Now, as already pointed out, there was a complete failure not only against one, but against both, in the original suit, which the defendant answered, because it was on a joint contract, and there was proof that it was no joint contract, and therefore, whether service was obtained upon Dunn within the county or not, judgment could not be entered against either; *Page 299 and then the plaintiff had the nonsuit set aside; and the court was wrong in setting it aside. The plaintiff then dismissed his action against the resident defendant and filed an amended declaration against Dunn alone upon his individual contract, and, of course, no summons had been served upon him in the county and he took the earliest opportunity to raise the question of jurisdiction by a motion, which was proper as the case then stood, and it should have been granted, and the Supreme Court, in 4 Ohio State, was absolutely right; but I cannot see how that is an authority for the decision in the Bucurenciu case, for it must be remembered that in that case the parties were sued in Mahoning county, the petition alleging the defendants to be joint tort-feasors, and service was made upon the resident defendant in Mahoning county, and the defendant Cohen was brought in by service out of the county, and Cohen, thus brought into court, answered by a general denial, and that does not necessarily raise the question of jurisdiction. A general denial only traverses the things that are set forth in the petition, and it was not necessary to set forth the fact that this person was a nonresident of the county; nor does it appear that such an allegation was in the petition, or anything that would raise the question of jurisdiction; but the case at bar, the writer of this opinion will admit, is within the ruling laid down by the Supreme Court in the Bucurenciu case.

Request: Please pick up the court opinion on jurisdiction where it stops and continue writing it. The records are not needed for anything here.

Given data:
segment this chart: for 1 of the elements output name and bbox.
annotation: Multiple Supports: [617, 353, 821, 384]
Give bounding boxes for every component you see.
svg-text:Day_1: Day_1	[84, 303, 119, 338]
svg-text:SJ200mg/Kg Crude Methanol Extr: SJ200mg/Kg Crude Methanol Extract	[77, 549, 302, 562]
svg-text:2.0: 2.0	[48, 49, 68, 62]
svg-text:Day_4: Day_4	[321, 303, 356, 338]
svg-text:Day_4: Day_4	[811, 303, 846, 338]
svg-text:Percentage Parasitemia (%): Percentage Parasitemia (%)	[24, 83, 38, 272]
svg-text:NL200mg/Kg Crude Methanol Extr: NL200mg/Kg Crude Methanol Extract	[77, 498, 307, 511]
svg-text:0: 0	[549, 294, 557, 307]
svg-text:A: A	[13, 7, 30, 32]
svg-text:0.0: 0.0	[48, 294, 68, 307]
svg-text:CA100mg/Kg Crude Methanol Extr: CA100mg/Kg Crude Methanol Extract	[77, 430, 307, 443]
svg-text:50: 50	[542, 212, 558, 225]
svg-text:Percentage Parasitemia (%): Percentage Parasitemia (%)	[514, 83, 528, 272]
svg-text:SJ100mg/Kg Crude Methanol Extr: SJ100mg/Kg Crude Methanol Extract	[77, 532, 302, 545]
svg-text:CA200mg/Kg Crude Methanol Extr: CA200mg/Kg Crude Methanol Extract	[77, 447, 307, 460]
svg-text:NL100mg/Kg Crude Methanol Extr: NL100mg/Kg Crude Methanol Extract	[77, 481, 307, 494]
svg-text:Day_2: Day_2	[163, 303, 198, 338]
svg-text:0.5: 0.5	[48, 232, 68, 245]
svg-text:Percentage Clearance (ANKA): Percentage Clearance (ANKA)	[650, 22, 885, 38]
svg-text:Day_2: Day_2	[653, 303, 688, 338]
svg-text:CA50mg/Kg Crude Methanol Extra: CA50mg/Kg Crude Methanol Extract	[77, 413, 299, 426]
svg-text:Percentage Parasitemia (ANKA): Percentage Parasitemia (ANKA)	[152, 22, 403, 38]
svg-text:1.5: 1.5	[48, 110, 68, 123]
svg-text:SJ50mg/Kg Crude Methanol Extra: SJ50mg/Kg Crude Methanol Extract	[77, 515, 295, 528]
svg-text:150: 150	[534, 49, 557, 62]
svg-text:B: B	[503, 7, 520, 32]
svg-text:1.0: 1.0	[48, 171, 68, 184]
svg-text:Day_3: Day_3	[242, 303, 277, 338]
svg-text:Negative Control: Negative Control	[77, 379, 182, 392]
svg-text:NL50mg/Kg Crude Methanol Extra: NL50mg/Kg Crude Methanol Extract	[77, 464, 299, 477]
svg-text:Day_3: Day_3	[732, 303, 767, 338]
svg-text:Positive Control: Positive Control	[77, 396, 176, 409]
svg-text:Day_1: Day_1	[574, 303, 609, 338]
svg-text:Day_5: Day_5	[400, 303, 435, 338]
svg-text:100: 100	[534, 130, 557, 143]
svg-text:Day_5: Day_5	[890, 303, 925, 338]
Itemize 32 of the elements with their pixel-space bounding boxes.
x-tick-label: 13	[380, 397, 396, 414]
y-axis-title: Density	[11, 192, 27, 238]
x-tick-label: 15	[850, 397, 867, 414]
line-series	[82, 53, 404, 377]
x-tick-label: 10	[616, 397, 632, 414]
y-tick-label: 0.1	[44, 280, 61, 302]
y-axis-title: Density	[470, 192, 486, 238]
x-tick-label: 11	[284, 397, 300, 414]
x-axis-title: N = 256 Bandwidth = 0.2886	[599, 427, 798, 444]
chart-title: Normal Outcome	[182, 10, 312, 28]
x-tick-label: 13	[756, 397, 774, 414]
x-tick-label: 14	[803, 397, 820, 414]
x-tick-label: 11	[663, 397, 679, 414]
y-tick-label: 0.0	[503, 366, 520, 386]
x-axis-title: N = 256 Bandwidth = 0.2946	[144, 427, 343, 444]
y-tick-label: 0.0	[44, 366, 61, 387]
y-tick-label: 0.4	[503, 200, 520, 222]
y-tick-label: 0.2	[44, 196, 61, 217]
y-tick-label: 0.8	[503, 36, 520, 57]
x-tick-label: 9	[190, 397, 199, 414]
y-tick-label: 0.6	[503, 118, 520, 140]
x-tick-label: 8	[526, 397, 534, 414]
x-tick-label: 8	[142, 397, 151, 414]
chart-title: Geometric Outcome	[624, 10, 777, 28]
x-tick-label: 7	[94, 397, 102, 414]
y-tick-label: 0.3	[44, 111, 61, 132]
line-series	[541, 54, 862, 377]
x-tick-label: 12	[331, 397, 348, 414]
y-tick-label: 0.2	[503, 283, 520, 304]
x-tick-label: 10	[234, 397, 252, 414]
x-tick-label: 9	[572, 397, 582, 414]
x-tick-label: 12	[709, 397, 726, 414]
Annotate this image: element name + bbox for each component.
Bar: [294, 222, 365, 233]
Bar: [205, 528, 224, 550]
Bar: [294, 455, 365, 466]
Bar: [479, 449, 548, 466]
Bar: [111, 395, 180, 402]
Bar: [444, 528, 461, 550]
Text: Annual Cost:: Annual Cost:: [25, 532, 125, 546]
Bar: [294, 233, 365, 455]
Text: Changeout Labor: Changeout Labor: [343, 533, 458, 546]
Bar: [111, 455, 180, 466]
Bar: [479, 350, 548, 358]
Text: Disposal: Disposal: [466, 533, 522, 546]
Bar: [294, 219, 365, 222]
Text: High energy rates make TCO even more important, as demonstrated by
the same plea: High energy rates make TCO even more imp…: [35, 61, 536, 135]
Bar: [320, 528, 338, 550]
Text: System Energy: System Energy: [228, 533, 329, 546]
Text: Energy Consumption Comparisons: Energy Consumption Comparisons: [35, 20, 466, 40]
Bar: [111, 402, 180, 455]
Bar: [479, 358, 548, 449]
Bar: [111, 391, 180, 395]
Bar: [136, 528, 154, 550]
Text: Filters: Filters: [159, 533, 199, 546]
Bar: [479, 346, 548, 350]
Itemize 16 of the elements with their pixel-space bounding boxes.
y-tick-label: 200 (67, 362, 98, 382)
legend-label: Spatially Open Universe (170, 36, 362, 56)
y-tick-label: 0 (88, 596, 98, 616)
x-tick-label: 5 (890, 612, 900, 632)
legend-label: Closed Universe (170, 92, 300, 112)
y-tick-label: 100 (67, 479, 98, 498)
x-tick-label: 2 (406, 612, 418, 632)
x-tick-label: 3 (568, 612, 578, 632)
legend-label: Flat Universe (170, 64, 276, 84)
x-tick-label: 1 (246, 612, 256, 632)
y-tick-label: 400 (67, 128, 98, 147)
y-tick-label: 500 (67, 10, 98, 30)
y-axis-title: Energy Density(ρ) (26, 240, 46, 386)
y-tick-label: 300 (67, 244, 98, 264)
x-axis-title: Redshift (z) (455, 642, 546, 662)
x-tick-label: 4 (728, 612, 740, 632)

Result:
Now it must be remembered that a suit on a joint contract, like that in 4 Ohio State, and a suit against joint tort-feasors, are not parallel. A suit may be brought against joint tort-feasors and a recovery had against each or any of them, but that is not so *Page 300 in a joint contract; the judgment must be against all or none. Now the court, it seems to me, begs the question when it says that the general denial is a plea to the jurisdiction. The authorities all seem to hold that the question of jurisdiction may be raised either by a motion or by an answer, and, where it cannot be raised by a motion, and it is conceded by both parties it could not be in the instant case, it seems to the writer of this opinion that an answer should have been filed setting up the fact that this was not a joint liability, that they were not joint tort-feasors, and that the defendant in question was a nonresident of Cuyahoga county, and that there had been no service made upon it in Cuyahoga county, and request made that it go hence for the want of jurisdiction, as was done in Drea v.Carrington, 32 Ohio St. 595, where the jurisdiction was attacked both by motion and by answer raising the jurisdictional question (and it was not by general denial), the Supreme Court holding that this answer raised an issue of fact which was triable to a jury; at the same time holding that, where the petition set up a joint liability, the jurisdiction over a defendant served outside of the county could not be reached by motion. In the instant case the defendant could have gone on and filed, in addition to the allegations in the answer setting up the want of jurisdiction, a plea of general denial, or any specific defense he might have had, and it would have been the duty of the court to have heard the question of jurisdiction first, and evidence could have been taken and the issue of jurisdiction submitted to the court or jury. See 32 Ohio State, supra. Then if it was found that this defendant was not within the county and there was no joint liability, the court or jury, *Page 301 of course, would have to have found in his favor. That would have ended the lawsuit so far as he or it was concerned.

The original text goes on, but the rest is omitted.